## Written problem 1:
Decide whether each statement agrees with the basketball forum thread below. Answer yes or no, and quote the deciding words of the thread.
(a) The first poster thinks Navarro's shot mechanics are built for shooting off the dribble.
(b) benfica expects Luis Scola to be an impact player in the NBA.
(c) The reply from <<<D>>> says the Spurs are looking weak.
## Written problem 2:
In the basketball forum thread below, what kind of size does the reply from <<<D>>> say Luis Scola has?
## Written problem 3:
Extend the basketball forum thread below, picking up right after its final line.

## Source passage:
^^^^

Is the part, "An effective *30* foot jump shot," a typo?

On Navarro: I think the reason he isn't that effective from the foul line is that his shot, and its mechanics, are built for shooting off the dribble, and from around screens, being that he is a quick guard. Some players exhibit this problem.


----------



## benfica (Jul 17, 2002)

*I was really impressed with Luis Scola*

in the WC

He will be an impact player in the NBA for sure.


----------



## <<<D>>> (Jul 15, 2002)

*Re: I was really impressed with Luis Scola*



> Originally posted by <b>benfica</b>!
> in the WC
> 
> He will be an impact player in the NBA for sure.



I was very impressed as well, He has NBA size and he's very active around the paint. 
The Spurs are lookin very, very good!!!


----------



## JGKoblenz (Jul 19, 2002)

*Re: Question???*



> Originally posted by <b>TMOD</b>!

^^^^

## Records shown:
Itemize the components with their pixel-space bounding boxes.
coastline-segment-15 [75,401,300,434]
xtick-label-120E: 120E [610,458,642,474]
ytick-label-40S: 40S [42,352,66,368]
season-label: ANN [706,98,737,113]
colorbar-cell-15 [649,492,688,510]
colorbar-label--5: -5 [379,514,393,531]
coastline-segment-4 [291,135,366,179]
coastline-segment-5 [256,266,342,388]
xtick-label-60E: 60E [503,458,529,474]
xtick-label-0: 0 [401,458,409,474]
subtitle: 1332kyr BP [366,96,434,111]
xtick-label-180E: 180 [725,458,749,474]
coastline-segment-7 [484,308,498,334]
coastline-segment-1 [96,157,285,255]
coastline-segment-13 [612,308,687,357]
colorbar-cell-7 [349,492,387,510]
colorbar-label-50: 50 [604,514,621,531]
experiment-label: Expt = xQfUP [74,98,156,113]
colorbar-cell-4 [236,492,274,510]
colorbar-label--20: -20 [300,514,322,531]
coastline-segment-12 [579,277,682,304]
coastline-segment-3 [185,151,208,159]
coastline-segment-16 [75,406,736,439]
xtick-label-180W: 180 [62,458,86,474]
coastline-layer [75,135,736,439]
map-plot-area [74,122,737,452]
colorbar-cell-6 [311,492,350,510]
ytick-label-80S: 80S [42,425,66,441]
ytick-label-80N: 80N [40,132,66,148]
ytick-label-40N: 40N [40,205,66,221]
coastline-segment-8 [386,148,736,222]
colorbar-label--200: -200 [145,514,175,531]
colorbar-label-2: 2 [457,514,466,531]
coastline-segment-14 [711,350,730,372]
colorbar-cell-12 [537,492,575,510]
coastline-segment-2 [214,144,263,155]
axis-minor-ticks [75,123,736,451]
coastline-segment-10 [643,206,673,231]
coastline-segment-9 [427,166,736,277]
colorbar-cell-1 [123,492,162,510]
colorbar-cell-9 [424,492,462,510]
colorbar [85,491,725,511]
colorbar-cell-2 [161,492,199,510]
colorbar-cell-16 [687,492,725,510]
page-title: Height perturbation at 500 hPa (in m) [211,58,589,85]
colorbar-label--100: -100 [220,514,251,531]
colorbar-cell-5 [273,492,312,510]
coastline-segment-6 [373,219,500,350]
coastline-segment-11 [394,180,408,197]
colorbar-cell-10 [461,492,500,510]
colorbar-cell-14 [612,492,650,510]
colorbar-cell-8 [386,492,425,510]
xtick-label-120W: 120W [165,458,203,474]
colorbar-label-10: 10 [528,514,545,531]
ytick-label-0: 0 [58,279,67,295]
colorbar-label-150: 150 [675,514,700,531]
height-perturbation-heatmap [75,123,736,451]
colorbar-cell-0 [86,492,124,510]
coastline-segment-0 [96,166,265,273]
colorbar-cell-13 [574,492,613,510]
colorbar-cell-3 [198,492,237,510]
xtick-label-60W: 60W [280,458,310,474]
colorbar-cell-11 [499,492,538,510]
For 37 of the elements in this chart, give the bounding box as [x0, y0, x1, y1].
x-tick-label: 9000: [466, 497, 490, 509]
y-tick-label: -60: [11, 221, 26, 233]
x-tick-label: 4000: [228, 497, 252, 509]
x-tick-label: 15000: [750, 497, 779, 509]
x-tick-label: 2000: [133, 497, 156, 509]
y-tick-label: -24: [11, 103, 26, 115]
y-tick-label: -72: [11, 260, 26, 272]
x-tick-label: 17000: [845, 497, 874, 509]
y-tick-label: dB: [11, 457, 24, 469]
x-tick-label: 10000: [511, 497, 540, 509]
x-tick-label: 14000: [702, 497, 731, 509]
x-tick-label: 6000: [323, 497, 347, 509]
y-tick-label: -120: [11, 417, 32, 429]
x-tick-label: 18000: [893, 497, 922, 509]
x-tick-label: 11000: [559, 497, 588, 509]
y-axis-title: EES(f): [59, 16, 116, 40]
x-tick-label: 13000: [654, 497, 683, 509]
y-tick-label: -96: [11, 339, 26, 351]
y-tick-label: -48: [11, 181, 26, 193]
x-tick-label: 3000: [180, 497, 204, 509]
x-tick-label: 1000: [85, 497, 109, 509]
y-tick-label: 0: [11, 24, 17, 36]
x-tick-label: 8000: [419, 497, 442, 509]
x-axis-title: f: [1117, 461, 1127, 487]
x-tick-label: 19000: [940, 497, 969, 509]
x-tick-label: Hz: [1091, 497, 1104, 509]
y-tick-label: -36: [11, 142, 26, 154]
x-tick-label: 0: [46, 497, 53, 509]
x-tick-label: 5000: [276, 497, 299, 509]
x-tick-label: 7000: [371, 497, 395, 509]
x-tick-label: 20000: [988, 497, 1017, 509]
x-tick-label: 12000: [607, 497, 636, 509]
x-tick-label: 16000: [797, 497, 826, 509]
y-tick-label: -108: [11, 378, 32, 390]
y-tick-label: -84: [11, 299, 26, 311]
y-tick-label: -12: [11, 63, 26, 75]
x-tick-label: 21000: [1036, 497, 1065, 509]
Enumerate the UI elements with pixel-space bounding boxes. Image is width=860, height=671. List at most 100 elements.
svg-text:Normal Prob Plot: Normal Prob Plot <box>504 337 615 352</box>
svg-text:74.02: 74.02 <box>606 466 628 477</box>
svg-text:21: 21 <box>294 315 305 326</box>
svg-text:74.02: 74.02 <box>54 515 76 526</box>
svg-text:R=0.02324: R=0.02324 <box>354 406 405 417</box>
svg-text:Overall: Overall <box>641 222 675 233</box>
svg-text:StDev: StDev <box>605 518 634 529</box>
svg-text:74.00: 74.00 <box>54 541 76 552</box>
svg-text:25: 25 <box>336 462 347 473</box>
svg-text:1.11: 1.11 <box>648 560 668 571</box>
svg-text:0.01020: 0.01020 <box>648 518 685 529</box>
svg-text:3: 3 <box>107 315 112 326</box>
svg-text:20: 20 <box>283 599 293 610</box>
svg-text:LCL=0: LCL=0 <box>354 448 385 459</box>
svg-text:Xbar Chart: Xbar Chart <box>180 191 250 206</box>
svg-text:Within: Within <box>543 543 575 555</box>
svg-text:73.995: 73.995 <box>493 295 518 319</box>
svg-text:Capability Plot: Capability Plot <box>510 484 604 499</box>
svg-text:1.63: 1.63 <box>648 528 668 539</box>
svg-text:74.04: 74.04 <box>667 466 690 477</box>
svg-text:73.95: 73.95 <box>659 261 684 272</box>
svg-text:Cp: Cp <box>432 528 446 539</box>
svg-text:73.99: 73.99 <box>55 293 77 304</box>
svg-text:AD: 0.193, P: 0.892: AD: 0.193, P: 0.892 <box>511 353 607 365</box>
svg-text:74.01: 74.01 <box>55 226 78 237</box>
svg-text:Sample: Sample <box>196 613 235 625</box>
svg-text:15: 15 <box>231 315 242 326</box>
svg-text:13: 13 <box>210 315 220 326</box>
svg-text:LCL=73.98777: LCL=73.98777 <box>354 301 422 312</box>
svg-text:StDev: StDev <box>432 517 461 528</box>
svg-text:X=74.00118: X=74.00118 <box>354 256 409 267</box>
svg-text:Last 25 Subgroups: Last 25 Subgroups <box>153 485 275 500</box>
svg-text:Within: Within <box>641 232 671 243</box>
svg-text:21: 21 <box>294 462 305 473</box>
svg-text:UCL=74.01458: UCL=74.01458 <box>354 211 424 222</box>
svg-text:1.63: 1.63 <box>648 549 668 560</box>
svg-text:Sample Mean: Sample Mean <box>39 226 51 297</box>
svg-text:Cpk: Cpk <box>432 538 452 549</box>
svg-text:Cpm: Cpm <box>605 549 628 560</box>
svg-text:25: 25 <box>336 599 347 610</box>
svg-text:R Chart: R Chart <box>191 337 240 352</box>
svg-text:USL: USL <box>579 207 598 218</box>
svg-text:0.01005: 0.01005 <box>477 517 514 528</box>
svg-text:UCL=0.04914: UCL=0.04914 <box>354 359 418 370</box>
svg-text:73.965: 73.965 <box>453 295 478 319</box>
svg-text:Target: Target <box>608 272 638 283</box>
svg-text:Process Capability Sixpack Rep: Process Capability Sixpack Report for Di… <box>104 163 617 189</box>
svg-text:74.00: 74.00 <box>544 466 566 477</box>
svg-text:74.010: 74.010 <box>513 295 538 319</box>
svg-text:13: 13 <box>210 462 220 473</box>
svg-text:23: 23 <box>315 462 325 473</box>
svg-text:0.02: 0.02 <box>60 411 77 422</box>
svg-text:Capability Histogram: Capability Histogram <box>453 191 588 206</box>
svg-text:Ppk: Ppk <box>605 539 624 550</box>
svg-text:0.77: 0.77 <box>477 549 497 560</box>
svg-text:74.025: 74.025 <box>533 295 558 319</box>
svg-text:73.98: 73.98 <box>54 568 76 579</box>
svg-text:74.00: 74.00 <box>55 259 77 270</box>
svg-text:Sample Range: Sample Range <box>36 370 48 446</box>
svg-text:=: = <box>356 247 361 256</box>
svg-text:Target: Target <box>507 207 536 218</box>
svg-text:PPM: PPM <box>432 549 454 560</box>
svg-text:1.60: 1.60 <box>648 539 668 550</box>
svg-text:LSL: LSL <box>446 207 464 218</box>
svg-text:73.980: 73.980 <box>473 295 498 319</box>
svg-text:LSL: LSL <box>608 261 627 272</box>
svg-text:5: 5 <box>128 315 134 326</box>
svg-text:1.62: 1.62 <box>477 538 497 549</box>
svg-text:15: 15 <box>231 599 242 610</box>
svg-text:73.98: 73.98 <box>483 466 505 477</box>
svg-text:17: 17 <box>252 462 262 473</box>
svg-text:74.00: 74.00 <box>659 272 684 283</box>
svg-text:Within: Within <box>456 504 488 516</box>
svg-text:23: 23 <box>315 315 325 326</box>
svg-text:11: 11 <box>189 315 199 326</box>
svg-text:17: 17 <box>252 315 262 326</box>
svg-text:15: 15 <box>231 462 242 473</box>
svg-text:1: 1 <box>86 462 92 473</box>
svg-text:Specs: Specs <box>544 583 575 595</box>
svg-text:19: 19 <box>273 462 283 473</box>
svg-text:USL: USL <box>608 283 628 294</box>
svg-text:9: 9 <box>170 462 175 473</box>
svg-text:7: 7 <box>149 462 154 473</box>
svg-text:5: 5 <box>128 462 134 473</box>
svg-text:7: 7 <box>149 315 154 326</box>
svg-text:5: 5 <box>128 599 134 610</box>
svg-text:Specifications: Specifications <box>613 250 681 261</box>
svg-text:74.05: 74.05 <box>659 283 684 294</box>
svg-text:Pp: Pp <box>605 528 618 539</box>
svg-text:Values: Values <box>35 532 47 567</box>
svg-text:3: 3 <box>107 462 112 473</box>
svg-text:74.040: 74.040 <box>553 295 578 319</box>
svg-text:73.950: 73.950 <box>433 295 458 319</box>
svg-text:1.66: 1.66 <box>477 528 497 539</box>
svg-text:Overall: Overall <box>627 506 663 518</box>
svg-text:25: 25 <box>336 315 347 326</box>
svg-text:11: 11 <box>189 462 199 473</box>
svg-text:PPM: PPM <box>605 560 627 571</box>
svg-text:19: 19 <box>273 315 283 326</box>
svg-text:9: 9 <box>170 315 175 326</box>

^^^^

## Exercise output 1:
(a) Yes: "his shot, and its mechanics, are built for shooting off the dribble, and from around screens"
(b) Yes: "He will be an impact player in the NBA for sure."
(c) No: "The Spurs are lookin very, very good!!!"

## Exercise output 2:
NBA size.

## Exercise output 3:
> 
> 
> Is the part, "An effective *30* foot jump shot," a typo?





> is *developing* an effective 30-foot jump shot.



I think he doesn't have this kind of shot already, but he is working on it.


----------



## Genjuro (Jul 17, 2002)

Scola is playing an awesome basketball so far this season in Spain. I think he is NBA material. I still don't understand why he got selected so low in the last draft. I thought he was going to be a late first rounder.


----------



## JGKoblenz (Jul 19, 2002)

> Originally posted by <b>Genjuro</b>!
> Scola is playing an awesome basketball so far this season in Spain. I think he is NBA material. I still don't understand why he got selected so low in the last draft. I thought he was going to be a late first rounder.


I think the teams were looking for potential. 

Scola is a proven player, he won't be a superstar, but he is a nice player to have in your roster.

Sometimes potential just doesn't develop how you are expecting.


----------



## suspect (Sep 10, 2002)

Yo JGKoblenz how come you are interested in European bball. Are Euroleague games televised in Brazil ????

OH and by the way send me two brazilian chicks to heat me up (it's winter here) and you will be a GOD!!!!


----------



## JGKoblenz (Jul 19, 2002)

> Originally posted by <b>suspect</b>!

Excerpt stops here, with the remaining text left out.